SUPPLIED RECORDS:
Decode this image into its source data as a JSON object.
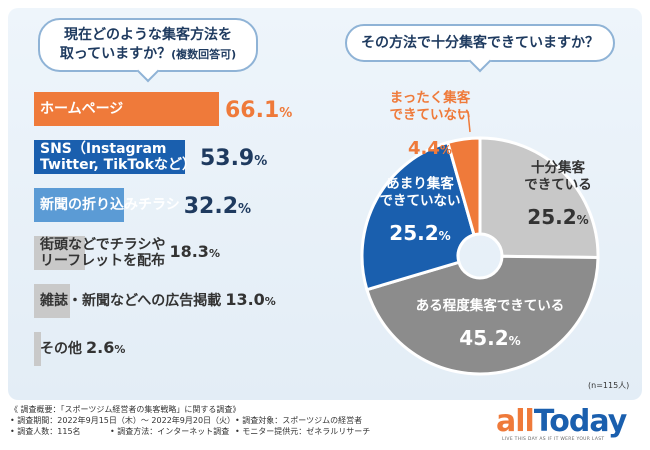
{
  "left_question": {
    "line1": "現在どのような集客方法を",
    "line2": "取っていますか？",
    "suffix": "(複数回答可)"
  },
  "right_question": "その方法で十分集客できていますか？",
  "bars": [
    {
      "label_lines": [
        "ホームページ"
      ],
      "value_main": "66.1",
      "value_unit": "%",
      "value": 66.1,
      "color": "#ef7a3a",
      "text_color": "#ffffff",
      "value_color": "#ef7a3a"
    },
    {
      "label_lines": [
        "SNS（Instagram",
        "Twitter, TikTokなど）"
      ],
      "value_main": "53.9",
      "value_unit": "%",
      "value": 53.9,
      "color": "#1a5fae",
      "text_color": "#ffffff",
      "value_color": "#1e3a5f"
    },
    {
      "label_lines": [
        "新聞の折り込みチラシ"
      ],
      "value_main": "32.2",
      "value_unit": "%",
      "value": 32.2,
      "color": "#5b9bd5",
      "text_color": "#ffffff",
      "value_color": "#1e3a5f"
    },
    {
      "label_lines": [
        "街頭などでチラシや",
        "リーフレットを配布"
      ],
      "value_main": "18.3",
      "value_unit": "%",
      "value": 18.3,
      "color": "#c9c9c9",
      "text_color": "#333333",
      "value_color": "#333333"
    },
    {
      "label_lines": [
        "雑誌・新聞などへの広告掲載"
      ],
      "value_main": "13.0",
      "value_unit": "%",
      "value": 13.0,
      "color": "#c9c9c9",
      "text_color": "#333333",
      "value_color": "#333333"
    },
    {
      "label_lines": [
        "その他"
      ],
      "value_main": "2.6",
      "value_unit": "%",
      "value": 2.6,
      "color": "#c9c9c9",
      "text_color": "#333333",
      "value_color": "#333333"
    }
  ],
  "chart_data": [
    {
      "type": "bar",
      "title": "現在どのような集客方法を取っていますか？(複数回答可)",
      "categories": [
        "ホームページ",
        "SNS（Instagram Twitter, TikTokなど）",
        "新聞の折り込みチラシ",
        "街頭などでチラシやリーフレットを配布",
        "雑誌・新聞などへの広告掲載",
        "その他"
      ],
      "values": [
        66.1,
        53.9,
        32.2,
        18.3,
        13.0,
        2.6
      ],
      "unit": "%",
      "orientation": "horizontal"
    },
    {
      "type": "pie",
      "title": "その方法で十分集客できていますか？",
      "slices": [
        {
          "label_lines": [
            "十分集客",
            "できている"
          ],
          "value": 25.2,
          "value_main": "25.2",
          "color": "#c8c8c8",
          "label_color": "#333333"
        },
        {
          "label_lines": [
            "ある程度集客できている"
          ],
          "value": 45.2,
          "value_main": "45.2",
          "color": "#8c8c8c",
          "label_color": "#ffffff"
        },
        {
          "label_lines": [
            "あまり集客",
            "できていない"
          ],
          "value": 25.2,
          "value_main": "25.2",
          "color": "#1a5fae",
          "label_color": "#ffffff"
        },
        {
          "label_lines": [
            "まったく集客",
            "できていない"
          ],
          "value": 4.4,
          "value_main": "4.4",
          "color": "#ef7a3a",
          "label_color": "#ef7a3a"
        }
      ],
      "unit": "%",
      "sample_size": "(n=115人)"
    }
  ],
  "footer": {
    "overview": "《 調査概要：「スポーツジム経営者の集客戦略」に関する調査》",
    "period": "• 調査期間：2022年9月15日（木）～ 2022年9月20日（火）",
    "target": "• 調査対象：スポーツジムの経営者",
    "count": "• 調査人数：115名",
    "method": "• 調査方法：インターネット調査",
    "provider": "• モニター提供元：ゼネラルリサーチ"
  },
  "logo": {
    "text_all": "all",
    "text_today": "Today",
    "tagline": "LIVE THIS DAY AS IF IT WERE YOUR LAST",
    "color_all": "#ef7a3a",
    "color_today": "#1a5fae"
  }
}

WHAT YOU NEED TO DO: Reproduce the material word for word. Any pictures should be left out of the copy.

SOLUTION:
Decode this image into its source data as a JSON object.
{
  "left_question": {
    "line1": "現在どのような集客方法を",
    "line2": "取っていますか？",
    "suffix": "(複数回答可)"
  },
  "right_question": "その方法で十分集客できていますか？",
  "bars": [
    {
      "label_lines": [
        "ホームページ"
      ],
      "value_main": "66.1",
      "value_unit": "%",
      "value": 66.1,
      "color": "#ef7a3a",
      "text_color": "#ffffff",
      "value_color": "#ef7a3a"
    },
    {
      "label_lines": [
        "SNS（Instagram",
        "Twitter, TikTokなど）"
      ],
      "value_main": "53.9",
      "value_unit": "%",
      "value": 53.9,
      "color": "#1a5fae",
      "text_color": "#ffffff",
      "value_color": "#1e3a5f"
    },
    {
      "label_lines": [
        "新聞の折り込みチラシ"
      ],
      "value_main": "32.2",
      "value_unit": "%",
      "value": 32.2,
      "color": "#5b9bd5",
      "text_color": "#ffffff",
      "value_color": "#1e3a5f"
    },
    {
      "label_lines": [
        "街頭などでチラシや",
        "リーフレットを配布"
      ],
      "value_main": "18.3",
      "value_unit": "%",
      "value": 18.3,
      "color": "#c9c9c9",
      "text_color": "#333333",
      "value_color": "#333333"
    },
    {
      "label_lines": [
        "雑誌・新聞などへの広告掲載"
      ],
      "value_main": "13.0",
      "value_unit": "%",
      "value": 13.0,
      "color": "#c9c9c9",
      "text_color": "#333333",
      "value_color": "#333333"
    },
    {
      "label_lines": [
        "その他"
      ],
      "value_main": "2.6",
      "value_unit": "%",
      "value": 2.6,
      "color": "#c9c9c9",
      "text_color": "#333333",
      "value_color": "#333333"
    }
  ],
  "chart_data": [
    {
      "type": "bar",
      "title": "現在どのような集客方法を取っていますか？(複数回答可)",
      "categories": [
        "ホームページ",
        "SNS（Instagram Twitter, TikTokなど）",
        "新聞の折り込みチラシ",
        "街頭などでチラシやリーフレットを配布",
        "雑誌・新聞などへの広告掲載",
        "その他"
      ],
      "values": [
        66.1,
        53.9,
        32.2,
        18.3,
        13.0,
        2.6
      ],
      "unit": "%",
      "orientation": "horizontal"
    },
    {
      "type": "pie",
      "title": "その方法で十分集客できていますか？",
      "slices": [
        {
          "label_lines": [
            "十分集客",
            "できている"
          ],
          "value": 25.2,
          "value_main": "25.2",
          "color": "#c8c8c8",
          "label_color": "#333333"
        },
        {
          "label_lines": [
            "ある程度集客できている"
          ],
          "value": 45.2,
          "value_main": "45.2",
          "color": "#8c8c8c",
          "label_color": "#ffffff"
        },
        {
          "label_lines": [
            "あまり集客",
            "できていない"
          ],
          "value": 25.2,
          "value_main": "25.2",
          "color": "#1a5fae",
          "label_color": "#ffffff"
        },
        {
          "label_lines": [
            "まったく集客",
            "できていない"
          ],
          "value": 4.4,
          "value_main": "4.4",
          "color": "#ef7a3a",
          "label_color": "#ef7a3a"
        }
      ],
      "unit": "%",
      "sample_size": "(n=115人)"
    }
  ],
  "footer": {
    "overview": "《 調査概要：「スポーツジム経営者の集客戦略」に関する調査》",
    "period": "• 調査期間：2022年9月15日（木）～ 2022年9月20日（火）",
    "target": "• 調査対象：スポーツジムの経営者",
    "count": "• 調査人数：115名",
    "method": "• 調査方法：インターネット調査",
    "provider": "• モニター提供元：ゼネラルリサーチ"
  },
  "logo": {
    "text_all": "all",
    "text_today": "Today",
    "tagline": "LIVE THIS DAY AS IF IT WERE YOUR LAST",
    "color_all": "#ef7a3a",
    "color_today": "#1a5fae"
  }
}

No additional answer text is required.